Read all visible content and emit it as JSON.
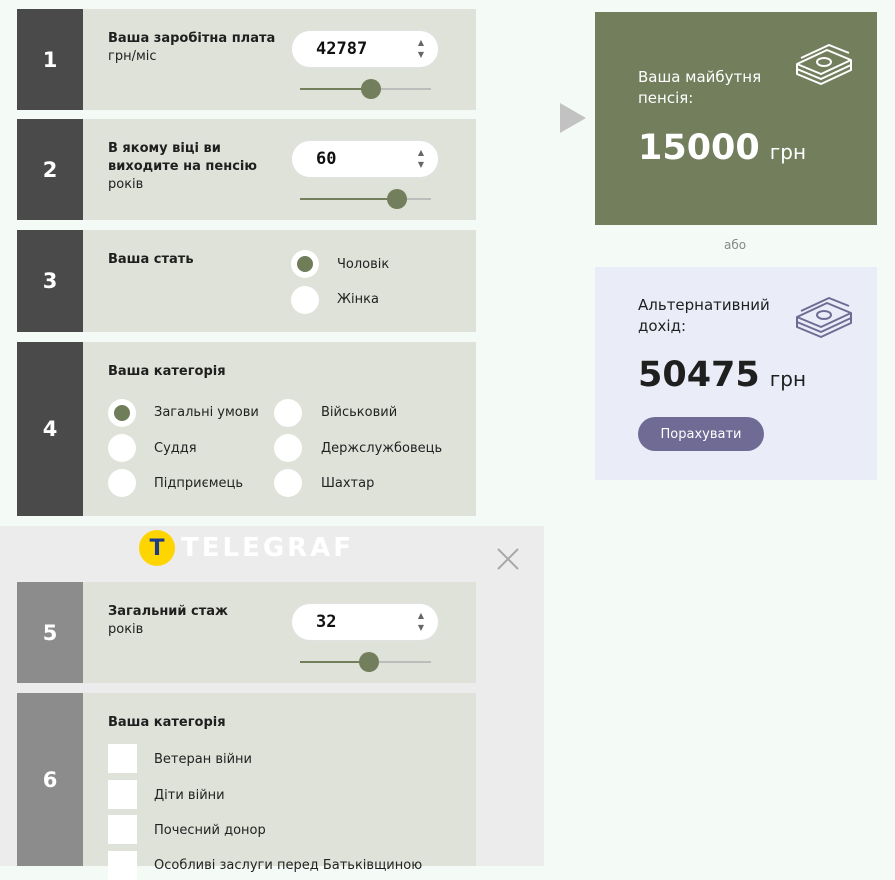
{
  "cards": {
    "salary": {
      "number": "1",
      "title": "Ваша заробітна плата",
      "unit": "грн/міс",
      "value": "42787",
      "slider_fraction": 0.54
    },
    "age": {
      "number": "2",
      "title": "В якому віці ви виходите на пенсію",
      "unit": "років",
      "value": "60",
      "slider_fraction": 0.74
    },
    "gender": {
      "number": "3",
      "title": "Ваша стать",
      "options": [
        {
          "label": "Чоловік",
          "selected": true
        },
        {
          "label": "Жінка",
          "selected": false
        }
      ]
    },
    "category": {
      "number": "4",
      "title": "Ваша категорія",
      "options": [
        {
          "label": "Загальні умови",
          "selected": true
        },
        {
          "label": "Військовий",
          "selected": false
        },
        {
          "label": "Суддя",
          "selected": false
        },
        {
          "label": "Держслужбовець",
          "selected": false
        },
        {
          "label": "Підприємець",
          "selected": false
        },
        {
          "label": "Шахтар",
          "selected": false
        }
      ]
    },
    "experience": {
      "number": "5",
      "title": "Загальний стаж",
      "unit": "років",
      "value": "32",
      "slider_fraction": 0.53
    },
    "category2": {
      "number": "6",
      "title": "Ваша категорія",
      "options": [
        {
          "label": "Ветеран війни",
          "checked": false
        },
        {
          "label": "Діти війни",
          "checked": false
        },
        {
          "label": "Почесний донор",
          "checked": false
        },
        {
          "label": "Особливі заслуги перед Батьківщиною",
          "checked": false
        }
      ]
    }
  },
  "overlay": {
    "logo_letter": "T",
    "logo_text": "TELEGRAF",
    "close_icon": "close-icon"
  },
  "results": {
    "pension_title": "Ваша майбутня пенсія:",
    "pension_amount": "15000",
    "pension_unit": "грн",
    "or_label": "або",
    "alt_title": "Альтернативний дохід:",
    "alt_amount": "50475",
    "alt_unit": "грн",
    "calc_button": "Порахувати",
    "money_icon": "money-stack-icon"
  },
  "colors": {
    "accent_green": "#727e5c",
    "alt_panel": "#eaedf8",
    "button_purple": "#6f6b95",
    "logo_yellow": "#ffd500"
  }
}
-------
**STATED EXERCISE**
From the listing above, copy every line that includes the word "Ваша".

**EXERCISE ANSWER**
      "title": "Ваша заробітна плата",
      "title": "Ваша стать",
      "title": "Ваша категорія",
      "title": "Ваша категорія",
    "pension_title": "Ваша майбутня пенсія:",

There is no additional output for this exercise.